-- START Excerpted data --

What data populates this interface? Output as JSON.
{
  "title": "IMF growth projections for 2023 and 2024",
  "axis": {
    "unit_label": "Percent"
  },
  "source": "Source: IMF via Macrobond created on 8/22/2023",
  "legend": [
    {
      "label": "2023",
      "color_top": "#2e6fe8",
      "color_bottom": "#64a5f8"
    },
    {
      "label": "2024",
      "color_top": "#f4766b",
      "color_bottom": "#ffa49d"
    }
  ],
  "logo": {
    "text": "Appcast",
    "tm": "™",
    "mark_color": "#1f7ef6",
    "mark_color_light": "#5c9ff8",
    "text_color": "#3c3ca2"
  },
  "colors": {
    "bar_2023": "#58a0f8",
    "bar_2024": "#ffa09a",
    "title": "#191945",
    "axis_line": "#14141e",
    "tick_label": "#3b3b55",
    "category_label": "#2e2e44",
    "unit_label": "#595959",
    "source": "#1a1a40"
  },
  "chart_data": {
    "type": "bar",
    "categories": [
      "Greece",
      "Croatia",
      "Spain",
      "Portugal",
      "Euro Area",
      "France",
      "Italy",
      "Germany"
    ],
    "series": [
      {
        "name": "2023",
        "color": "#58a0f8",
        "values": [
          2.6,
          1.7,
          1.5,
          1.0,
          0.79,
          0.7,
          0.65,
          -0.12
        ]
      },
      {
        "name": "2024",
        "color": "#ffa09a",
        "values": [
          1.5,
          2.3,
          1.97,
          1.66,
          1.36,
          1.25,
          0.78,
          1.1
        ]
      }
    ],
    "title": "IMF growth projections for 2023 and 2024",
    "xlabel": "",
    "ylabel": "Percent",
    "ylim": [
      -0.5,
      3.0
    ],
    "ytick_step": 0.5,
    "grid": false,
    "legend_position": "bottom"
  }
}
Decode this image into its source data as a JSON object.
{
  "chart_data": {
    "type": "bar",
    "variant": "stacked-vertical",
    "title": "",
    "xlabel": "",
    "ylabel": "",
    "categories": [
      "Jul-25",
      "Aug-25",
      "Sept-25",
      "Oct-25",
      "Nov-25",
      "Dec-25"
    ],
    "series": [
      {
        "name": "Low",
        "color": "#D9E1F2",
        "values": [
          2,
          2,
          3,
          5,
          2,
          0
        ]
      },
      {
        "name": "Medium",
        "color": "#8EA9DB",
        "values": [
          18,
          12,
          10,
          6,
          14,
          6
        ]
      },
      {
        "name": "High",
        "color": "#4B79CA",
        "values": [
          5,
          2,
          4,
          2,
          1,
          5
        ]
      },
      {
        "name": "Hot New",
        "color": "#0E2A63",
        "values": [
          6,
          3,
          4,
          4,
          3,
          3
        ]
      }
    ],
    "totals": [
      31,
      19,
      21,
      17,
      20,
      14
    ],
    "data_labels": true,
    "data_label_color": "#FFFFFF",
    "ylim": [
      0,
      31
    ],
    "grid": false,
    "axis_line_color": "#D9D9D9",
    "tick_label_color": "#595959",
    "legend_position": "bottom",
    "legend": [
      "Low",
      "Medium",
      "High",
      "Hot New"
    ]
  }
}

-- END Excerpted data --
-- START Excerpted data --

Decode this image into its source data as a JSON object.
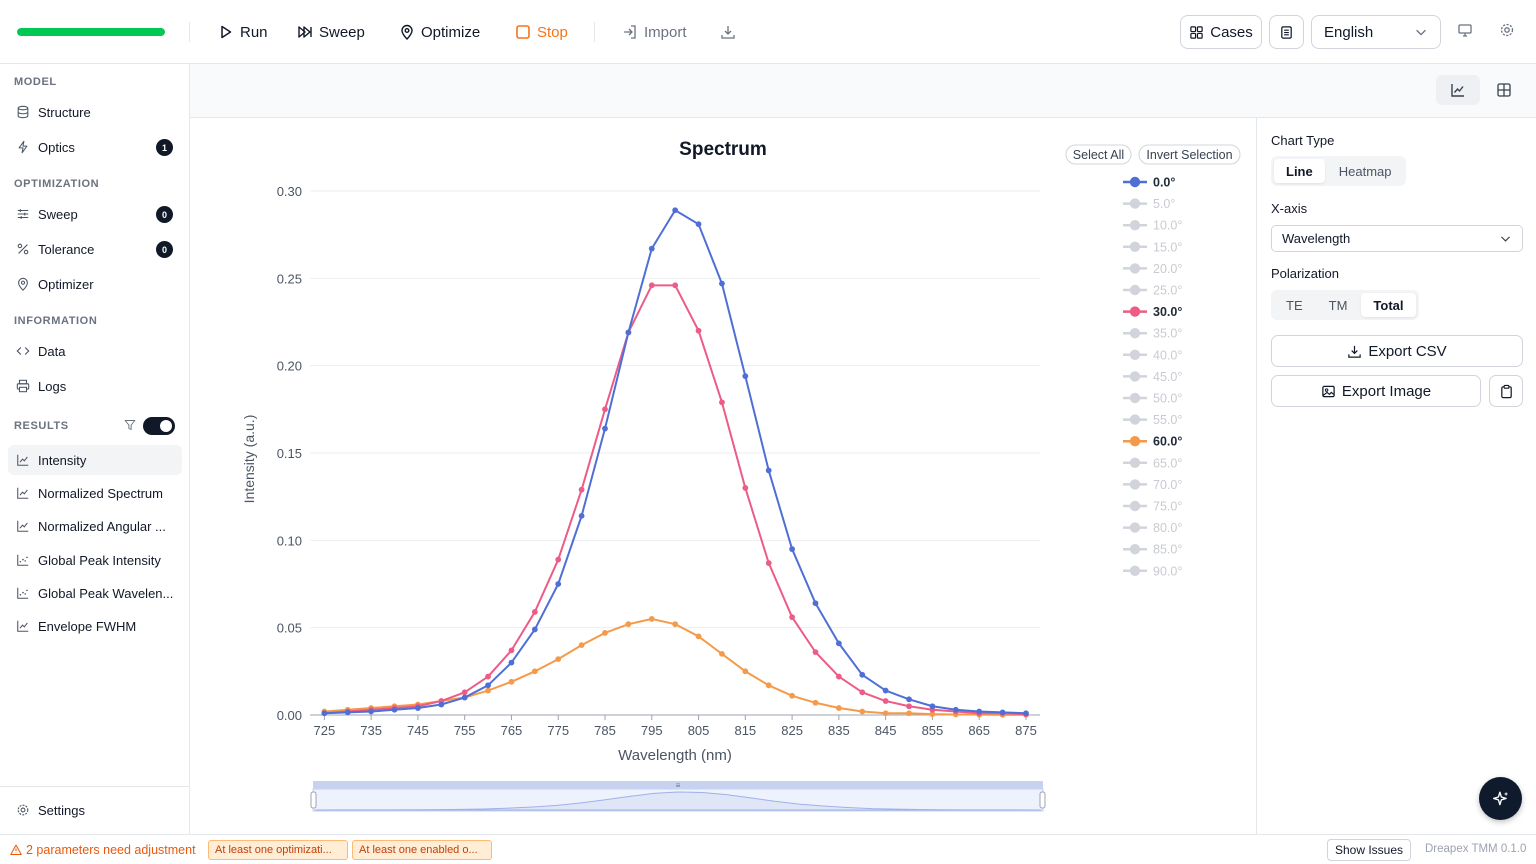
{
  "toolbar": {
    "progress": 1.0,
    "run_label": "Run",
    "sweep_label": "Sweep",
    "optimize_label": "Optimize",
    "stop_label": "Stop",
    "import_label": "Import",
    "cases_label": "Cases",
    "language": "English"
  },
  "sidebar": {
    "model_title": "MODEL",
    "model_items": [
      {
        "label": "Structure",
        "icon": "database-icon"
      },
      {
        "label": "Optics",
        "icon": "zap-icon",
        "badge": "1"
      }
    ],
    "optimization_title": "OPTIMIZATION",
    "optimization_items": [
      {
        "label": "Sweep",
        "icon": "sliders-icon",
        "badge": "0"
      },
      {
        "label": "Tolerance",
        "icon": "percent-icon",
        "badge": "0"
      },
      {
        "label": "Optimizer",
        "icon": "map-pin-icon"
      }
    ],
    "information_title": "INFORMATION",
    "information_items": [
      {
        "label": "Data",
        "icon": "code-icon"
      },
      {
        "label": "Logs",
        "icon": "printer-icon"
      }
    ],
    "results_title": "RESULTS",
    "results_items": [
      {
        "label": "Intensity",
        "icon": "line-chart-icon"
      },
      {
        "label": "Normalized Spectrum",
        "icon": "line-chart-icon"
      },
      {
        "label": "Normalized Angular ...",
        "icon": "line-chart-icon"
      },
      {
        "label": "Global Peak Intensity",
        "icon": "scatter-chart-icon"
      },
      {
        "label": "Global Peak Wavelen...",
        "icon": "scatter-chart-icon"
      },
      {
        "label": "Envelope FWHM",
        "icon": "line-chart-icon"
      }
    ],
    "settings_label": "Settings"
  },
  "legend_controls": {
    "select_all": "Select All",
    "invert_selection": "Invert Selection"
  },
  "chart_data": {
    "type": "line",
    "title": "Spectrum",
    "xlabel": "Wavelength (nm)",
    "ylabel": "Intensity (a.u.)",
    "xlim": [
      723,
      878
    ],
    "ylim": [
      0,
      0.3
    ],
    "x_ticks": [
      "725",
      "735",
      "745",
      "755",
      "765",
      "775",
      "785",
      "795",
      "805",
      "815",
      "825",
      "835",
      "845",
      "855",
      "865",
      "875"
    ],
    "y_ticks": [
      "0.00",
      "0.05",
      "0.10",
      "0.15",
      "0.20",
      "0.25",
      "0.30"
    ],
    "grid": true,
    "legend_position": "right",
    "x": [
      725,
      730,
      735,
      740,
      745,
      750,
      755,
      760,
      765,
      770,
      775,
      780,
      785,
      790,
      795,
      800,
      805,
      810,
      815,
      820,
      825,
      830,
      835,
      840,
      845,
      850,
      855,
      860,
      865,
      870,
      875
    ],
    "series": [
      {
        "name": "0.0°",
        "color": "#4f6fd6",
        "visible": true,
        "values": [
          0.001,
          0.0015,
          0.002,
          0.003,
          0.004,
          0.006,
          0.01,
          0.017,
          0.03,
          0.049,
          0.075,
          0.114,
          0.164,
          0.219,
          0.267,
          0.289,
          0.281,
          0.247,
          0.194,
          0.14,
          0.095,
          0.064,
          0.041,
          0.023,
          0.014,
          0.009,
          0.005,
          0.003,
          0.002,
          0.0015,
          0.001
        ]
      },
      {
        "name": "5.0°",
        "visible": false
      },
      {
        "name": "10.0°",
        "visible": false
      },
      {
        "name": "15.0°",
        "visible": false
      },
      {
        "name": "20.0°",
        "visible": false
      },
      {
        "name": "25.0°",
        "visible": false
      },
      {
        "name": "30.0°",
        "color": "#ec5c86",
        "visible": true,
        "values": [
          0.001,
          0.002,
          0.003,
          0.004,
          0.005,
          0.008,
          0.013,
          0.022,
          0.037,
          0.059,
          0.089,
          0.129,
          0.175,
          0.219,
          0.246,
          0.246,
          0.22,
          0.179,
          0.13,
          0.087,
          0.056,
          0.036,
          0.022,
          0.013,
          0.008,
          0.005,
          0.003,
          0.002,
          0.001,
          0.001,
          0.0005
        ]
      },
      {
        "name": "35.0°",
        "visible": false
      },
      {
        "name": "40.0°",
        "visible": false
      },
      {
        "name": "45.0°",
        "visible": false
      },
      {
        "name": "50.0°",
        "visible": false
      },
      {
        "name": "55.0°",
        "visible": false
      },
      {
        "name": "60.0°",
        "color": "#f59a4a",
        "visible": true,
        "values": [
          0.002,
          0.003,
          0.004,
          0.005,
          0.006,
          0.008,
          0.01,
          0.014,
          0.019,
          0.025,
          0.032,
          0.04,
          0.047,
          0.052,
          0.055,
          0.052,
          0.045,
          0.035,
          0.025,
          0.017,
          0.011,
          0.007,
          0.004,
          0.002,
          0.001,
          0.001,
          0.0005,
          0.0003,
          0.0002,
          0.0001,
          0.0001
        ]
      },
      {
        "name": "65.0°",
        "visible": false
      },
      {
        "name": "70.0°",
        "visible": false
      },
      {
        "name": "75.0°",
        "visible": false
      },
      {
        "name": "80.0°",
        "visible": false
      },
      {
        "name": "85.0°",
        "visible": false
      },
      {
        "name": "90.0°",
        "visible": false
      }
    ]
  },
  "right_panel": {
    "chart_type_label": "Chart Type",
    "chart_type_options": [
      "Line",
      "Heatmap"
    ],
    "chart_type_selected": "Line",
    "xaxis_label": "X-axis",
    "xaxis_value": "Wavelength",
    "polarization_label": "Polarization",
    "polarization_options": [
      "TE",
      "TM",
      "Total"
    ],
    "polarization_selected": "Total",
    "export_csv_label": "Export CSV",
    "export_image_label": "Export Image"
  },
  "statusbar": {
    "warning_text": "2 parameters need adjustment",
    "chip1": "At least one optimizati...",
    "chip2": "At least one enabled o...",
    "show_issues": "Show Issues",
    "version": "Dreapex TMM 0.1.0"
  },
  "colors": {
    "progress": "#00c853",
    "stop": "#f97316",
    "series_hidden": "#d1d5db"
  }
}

-- END Excerpted data --
-- START Excerpted data --

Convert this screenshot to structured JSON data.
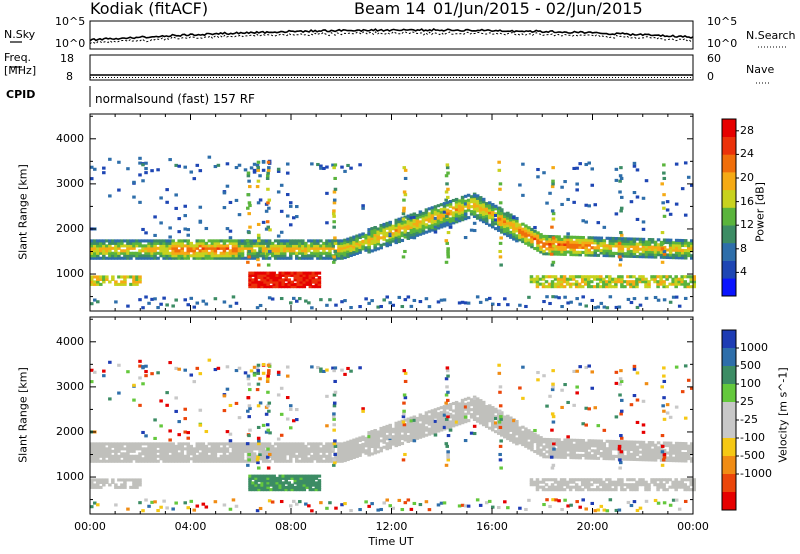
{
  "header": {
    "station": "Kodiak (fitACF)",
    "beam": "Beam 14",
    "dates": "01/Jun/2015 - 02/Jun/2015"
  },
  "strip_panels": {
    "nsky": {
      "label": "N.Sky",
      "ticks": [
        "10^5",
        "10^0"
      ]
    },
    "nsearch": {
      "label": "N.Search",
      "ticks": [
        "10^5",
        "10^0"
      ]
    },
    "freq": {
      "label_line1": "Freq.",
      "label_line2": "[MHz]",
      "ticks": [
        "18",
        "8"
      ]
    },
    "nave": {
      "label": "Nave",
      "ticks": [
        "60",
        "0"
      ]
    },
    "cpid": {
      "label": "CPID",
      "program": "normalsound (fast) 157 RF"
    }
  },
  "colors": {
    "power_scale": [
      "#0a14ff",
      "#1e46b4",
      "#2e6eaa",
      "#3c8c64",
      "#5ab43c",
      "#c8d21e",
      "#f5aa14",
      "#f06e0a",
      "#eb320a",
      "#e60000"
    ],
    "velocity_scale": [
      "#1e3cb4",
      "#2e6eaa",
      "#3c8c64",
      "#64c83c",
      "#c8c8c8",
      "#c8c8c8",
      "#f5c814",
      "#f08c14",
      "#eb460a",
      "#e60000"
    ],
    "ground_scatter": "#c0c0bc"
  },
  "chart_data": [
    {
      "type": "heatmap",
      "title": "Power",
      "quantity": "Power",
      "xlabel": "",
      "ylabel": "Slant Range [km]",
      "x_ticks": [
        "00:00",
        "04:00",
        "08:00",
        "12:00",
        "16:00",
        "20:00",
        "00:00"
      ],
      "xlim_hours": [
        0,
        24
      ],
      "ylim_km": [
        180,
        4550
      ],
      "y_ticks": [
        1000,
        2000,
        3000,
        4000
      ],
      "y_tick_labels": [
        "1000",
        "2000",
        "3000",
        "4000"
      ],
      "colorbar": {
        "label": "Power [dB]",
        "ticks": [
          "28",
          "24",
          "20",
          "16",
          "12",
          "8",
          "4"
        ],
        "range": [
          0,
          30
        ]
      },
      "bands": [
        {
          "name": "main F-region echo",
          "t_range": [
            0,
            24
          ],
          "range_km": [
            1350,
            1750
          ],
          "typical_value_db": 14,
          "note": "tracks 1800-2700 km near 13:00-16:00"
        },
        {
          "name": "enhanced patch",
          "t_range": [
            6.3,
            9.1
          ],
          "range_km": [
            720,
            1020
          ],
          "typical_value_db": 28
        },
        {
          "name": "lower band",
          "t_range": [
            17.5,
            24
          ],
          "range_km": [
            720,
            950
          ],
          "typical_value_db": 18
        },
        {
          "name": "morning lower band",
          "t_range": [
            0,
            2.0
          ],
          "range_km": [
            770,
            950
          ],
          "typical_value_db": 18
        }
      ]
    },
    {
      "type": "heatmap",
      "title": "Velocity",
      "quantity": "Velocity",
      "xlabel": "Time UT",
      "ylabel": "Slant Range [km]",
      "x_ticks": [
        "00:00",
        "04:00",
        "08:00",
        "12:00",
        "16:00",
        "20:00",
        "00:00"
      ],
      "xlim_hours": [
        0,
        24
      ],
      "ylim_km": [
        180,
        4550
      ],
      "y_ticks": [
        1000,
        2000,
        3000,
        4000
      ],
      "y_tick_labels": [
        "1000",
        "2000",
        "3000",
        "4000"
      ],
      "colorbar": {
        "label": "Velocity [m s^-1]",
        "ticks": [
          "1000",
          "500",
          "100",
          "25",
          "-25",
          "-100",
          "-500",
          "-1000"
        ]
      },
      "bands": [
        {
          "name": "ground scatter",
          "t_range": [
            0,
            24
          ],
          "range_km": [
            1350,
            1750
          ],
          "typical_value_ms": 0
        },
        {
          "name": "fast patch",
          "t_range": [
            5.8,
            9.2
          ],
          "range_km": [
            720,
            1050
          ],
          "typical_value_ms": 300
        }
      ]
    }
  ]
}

-- END Excerpted data --

What to produce:
Search the data for "Normalized". Copy every line that has it.

Reply to the exercise:
        "label": "Normalized Spectrum",
        "label": "Normalized Angular ...",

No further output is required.